▶ [WORK REQUIRED]: Retype every entry exactly, character for character.
[Begin SUPPLIED MATERIAL]
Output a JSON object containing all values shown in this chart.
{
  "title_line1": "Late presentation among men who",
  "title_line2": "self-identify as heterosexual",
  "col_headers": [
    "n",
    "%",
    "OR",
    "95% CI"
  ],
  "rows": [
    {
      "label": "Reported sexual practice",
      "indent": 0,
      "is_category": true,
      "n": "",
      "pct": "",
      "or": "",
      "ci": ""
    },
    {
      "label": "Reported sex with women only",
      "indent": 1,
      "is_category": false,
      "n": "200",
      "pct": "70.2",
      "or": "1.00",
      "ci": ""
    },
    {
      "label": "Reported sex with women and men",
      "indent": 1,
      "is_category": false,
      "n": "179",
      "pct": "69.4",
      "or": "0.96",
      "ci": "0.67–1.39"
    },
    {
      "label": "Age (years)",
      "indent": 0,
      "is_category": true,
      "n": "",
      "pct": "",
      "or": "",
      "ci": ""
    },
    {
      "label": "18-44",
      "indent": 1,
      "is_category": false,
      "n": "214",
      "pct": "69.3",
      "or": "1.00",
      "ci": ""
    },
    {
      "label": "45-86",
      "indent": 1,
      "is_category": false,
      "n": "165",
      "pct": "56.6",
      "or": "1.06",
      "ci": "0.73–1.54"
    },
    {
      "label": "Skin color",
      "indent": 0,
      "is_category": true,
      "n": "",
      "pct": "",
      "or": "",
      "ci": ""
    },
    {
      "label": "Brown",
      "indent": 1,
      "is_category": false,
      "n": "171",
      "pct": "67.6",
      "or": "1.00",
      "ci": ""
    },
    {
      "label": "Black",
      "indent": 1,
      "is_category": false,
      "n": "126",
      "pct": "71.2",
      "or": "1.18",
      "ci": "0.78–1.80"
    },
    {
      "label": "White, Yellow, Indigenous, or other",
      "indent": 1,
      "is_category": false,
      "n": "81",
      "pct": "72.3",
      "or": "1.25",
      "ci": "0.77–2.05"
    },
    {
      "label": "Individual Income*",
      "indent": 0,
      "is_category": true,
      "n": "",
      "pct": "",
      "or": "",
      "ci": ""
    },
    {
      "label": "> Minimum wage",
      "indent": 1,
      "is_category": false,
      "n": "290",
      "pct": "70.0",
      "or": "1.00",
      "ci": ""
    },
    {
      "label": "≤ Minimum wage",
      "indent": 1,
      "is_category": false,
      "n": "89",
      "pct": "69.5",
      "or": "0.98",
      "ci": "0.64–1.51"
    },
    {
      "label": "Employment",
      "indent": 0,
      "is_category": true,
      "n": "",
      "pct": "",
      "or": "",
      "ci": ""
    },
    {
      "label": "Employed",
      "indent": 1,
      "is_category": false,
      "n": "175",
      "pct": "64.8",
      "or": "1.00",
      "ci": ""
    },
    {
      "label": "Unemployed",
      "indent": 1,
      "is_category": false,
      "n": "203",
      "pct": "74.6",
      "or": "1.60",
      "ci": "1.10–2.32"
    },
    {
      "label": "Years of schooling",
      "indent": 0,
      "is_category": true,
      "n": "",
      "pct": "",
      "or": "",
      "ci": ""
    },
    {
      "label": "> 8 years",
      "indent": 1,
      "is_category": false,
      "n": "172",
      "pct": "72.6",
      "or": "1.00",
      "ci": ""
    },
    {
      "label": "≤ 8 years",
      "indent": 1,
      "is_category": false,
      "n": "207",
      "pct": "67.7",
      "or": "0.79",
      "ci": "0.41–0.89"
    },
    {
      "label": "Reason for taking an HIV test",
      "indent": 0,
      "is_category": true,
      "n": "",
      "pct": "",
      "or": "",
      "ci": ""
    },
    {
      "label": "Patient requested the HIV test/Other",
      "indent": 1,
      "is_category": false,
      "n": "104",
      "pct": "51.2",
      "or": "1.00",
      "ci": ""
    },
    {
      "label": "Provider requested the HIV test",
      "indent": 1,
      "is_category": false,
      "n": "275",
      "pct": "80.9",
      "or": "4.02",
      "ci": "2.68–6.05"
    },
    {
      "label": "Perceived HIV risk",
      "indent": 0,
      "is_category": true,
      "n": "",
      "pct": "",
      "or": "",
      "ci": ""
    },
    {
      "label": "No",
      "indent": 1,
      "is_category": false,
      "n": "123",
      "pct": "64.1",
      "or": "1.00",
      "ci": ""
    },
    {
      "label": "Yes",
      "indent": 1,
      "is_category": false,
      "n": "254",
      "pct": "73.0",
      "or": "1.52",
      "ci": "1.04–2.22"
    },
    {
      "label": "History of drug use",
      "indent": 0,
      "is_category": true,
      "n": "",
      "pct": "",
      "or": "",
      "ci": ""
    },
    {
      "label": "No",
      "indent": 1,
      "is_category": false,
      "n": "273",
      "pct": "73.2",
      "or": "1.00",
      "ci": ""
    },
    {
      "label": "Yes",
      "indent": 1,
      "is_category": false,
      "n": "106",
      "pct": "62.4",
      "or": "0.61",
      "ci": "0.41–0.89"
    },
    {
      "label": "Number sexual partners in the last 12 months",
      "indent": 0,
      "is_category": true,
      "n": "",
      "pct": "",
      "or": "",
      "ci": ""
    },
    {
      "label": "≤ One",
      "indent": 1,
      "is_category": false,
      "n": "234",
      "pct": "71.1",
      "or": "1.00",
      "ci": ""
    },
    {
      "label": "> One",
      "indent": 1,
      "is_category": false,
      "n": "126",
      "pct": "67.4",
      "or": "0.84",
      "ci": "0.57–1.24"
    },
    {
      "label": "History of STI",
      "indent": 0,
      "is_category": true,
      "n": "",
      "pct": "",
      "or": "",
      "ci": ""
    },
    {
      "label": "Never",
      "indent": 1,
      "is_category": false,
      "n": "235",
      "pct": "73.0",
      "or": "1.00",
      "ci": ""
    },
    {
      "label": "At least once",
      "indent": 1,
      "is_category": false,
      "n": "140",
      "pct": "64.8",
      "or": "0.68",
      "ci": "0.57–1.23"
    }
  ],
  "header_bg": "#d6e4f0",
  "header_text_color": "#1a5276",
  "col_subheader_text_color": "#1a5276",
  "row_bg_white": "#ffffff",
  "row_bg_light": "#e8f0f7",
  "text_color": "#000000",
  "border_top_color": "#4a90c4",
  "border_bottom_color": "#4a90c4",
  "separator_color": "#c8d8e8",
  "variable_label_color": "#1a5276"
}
[End SUPPLIED MATERIAL]
▶ [WRITTEN RESPONSE]:
Output a JSON object containing all values shown in this chart.
{
  "title_line1": "Late presentation among men who",
  "title_line2": "self-identify as heterosexual",
  "col_headers": [
    "n",
    "%",
    "OR",
    "95% CI"
  ],
  "rows": [
    {
      "label": "Reported sexual practice",
      "indent": 0,
      "is_category": true,
      "n": "",
      "pct": "",
      "or": "",
      "ci": ""
    },
    {
      "label": "Reported sex with women only",
      "indent": 1,
      "is_category": false,
      "n": "200",
      "pct": "70.2",
      "or": "1.00",
      "ci": ""
    },
    {
      "label": "Reported sex with women and men",
      "indent": 1,
      "is_category": false,
      "n": "179",
      "pct": "69.4",
      "or": "0.96",
      "ci": "0.67–1.39"
    },
    {
      "label": "Age (years)",
      "indent": 0,
      "is_category": true,
      "n": "",
      "pct": "",
      "or": "",
      "ci": ""
    },
    {
      "label": "18-44",
      "indent": 1,
      "is_category": false,
      "n": "214",
      "pct": "69.3",
      "or": "1.00",
      "ci": ""
    },
    {
      "label": "45-86",
      "indent": 1,
      "is_category": false,
      "n": "165",
      "pct": "56.6",
      "or": "1.06",
      "ci": "0.73–1.54"
    },
    {
      "label": "Skin color",
      "indent": 0,
      "is_category": true,
      "n": "",
      "pct": "",
      "or": "",
      "ci": ""
    },
    {
      "label": "Brown",
      "indent": 1,
      "is_category": false,
      "n": "171",
      "pct": "67.6",
      "or": "1.00",
      "ci": ""
    },
    {
      "label": "Black",
      "indent": 1,
      "is_category": false,
      "n": "126",
      "pct": "71.2",
      "or": "1.18",
      "ci": "0.78–1.80"
    },
    {
      "label": "White, Yellow, Indigenous, or other",
      "indent": 1,
      "is_category": false,
      "n": "81",
      "pct": "72.3",
      "or": "1.25",
      "ci": "0.77–2.05"
    },
    {
      "label": "Individual Income*",
      "indent": 0,
      "is_category": true,
      "n": "",
      "pct": "",
      "or": "",
      "ci": ""
    },
    {
      "label": "> Minimum wage",
      "indent": 1,
      "is_category": false,
      "n": "290",
      "pct": "70.0",
      "or": "1.00",
      "ci": ""
    },
    {
      "label": "≤ Minimum wage",
      "indent": 1,
      "is_category": false,
      "n": "89",
      "pct": "69.5",
      "or": "0.98",
      "ci": "0.64–1.51"
    },
    {
      "label": "Employment",
      "indent": 0,
      "is_category": true,
      "n": "",
      "pct": "",
      "or": "",
      "ci": ""
    },
    {
      "label": "Employed",
      "indent": 1,
      "is_category": false,
      "n": "175",
      "pct": "64.8",
      "or": "1.00",
      "ci": ""
    },
    {
      "label": "Unemployed",
      "indent": 1,
      "is_category": false,
      "n": "203",
      "pct": "74.6",
      "or": "1.60",
      "ci": "1.10–2.32"
    },
    {
      "label": "Years of schooling",
      "indent": 0,
      "is_category": true,
      "n": "",
      "pct": "",
      "or": "",
      "ci": ""
    },
    {
      "label": "> 8 years",
      "indent": 1,
      "is_category": false,
      "n": "172",
      "pct": "72.6",
      "or": "1.00",
      "ci": ""
    },
    {
      "label": "≤ 8 years",
      "indent": 1,
      "is_category": false,
      "n": "207",
      "pct": "67.7",
      "or": "0.79",
      "ci": "0.41–0.89"
    },
    {
      "label": "Reason for taking an HIV test",
      "indent": 0,
      "is_category": true,
      "n": "",
      "pct": "",
      "or": "",
      "ci": ""
    },
    {
      "label": "Patient requested the HIV test/Other",
      "indent": 1,
      "is_category": false,
      "n": "104",
      "pct": "51.2",
      "or": "1.00",
      "ci": ""
    },
    {
      "label": "Provider requested the HIV test",
      "indent": 1,
      "is_category": false,
      "n": "275",
      "pct": "80.9",
      "or": "4.02",
      "ci": "2.68–6.05"
    },
    {
      "label": "Perceived HIV risk",
      "indent": 0,
      "is_category": true,
      "n": "",
      "pct": "",
      "or": "",
      "ci": ""
    },
    {
      "label": "No",
      "indent": 1,
      "is_category": false,
      "n": "123",
      "pct": "64.1",
      "or": "1.00",
      "ci": ""
    },
    {
      "label": "Yes",
      "indent": 1,
      "is_category": false,
      "n": "254",
      "pct": "73.0",
      "or": "1.52",
      "ci": "1.04–2.22"
    },
    {
      "label": "History of drug use",
      "indent": 0,
      "is_category": true,
      "n": "",
      "pct": "",
      "or": "",
      "ci": ""
    },
    {
      "label": "No",
      "indent": 1,
      "is_category": false,
      "n": "273",
      "pct": "73.2",
      "or": "1.00",
      "ci": ""
    },
    {
      "label": "Yes",
      "indent": 1,
      "is_category": false,
      "n": "106",
      "pct": "62.4",
      "or": "0.61",
      "ci": "0.41–0.89"
    },
    {
      "label": "Number sexual partners in the last 12 months",
      "indent": 0,
      "is_category": true,
      "n": "",
      "pct": "",
      "or": "",
      "ci": ""
    },
    {
      "label": "≤ One",
      "indent": 1,
      "is_category": false,
      "n": "234",
      "pct": "71.1",
      "or": "1.00",
      "ci": ""
    },
    {
      "label": "> One",
      "indent": 1,
      "is_category": false,
      "n": "126",
      "pct": "67.4",
      "or": "0.84",
      "ci": "0.57–1.24"
    },
    {
      "label": "History of STI",
      "indent": 0,
      "is_category": true,
      "n": "",
      "pct": "",
      "or": "",
      "ci": ""
    },
    {
      "label": "Never",
      "indent": 1,
      "is_category": false,
      "n": "235",
      "pct": "73.0",
      "or": "1.00",
      "ci": ""
    },
    {
      "label": "At least once",
      "indent": 1,
      "is_category": false,
      "n": "140",
      "pct": "64.8",
      "or": "0.68",
      "ci": "0.57–1.23"
    }
  ],
  "header_bg": "#d6e4f0",
  "header_text_color": "#1a5276",
  "col_subheader_text_color": "#1a5276",
  "row_bg_white": "#ffffff",
  "row_bg_light": "#e8f0f7",
  "text_color": "#000000",
  "border_top_color": "#4a90c4",
  "border_bottom_color": "#4a90c4",
  "separator_color": "#c8d8e8",
  "variable_label_color": "#1a5276"
}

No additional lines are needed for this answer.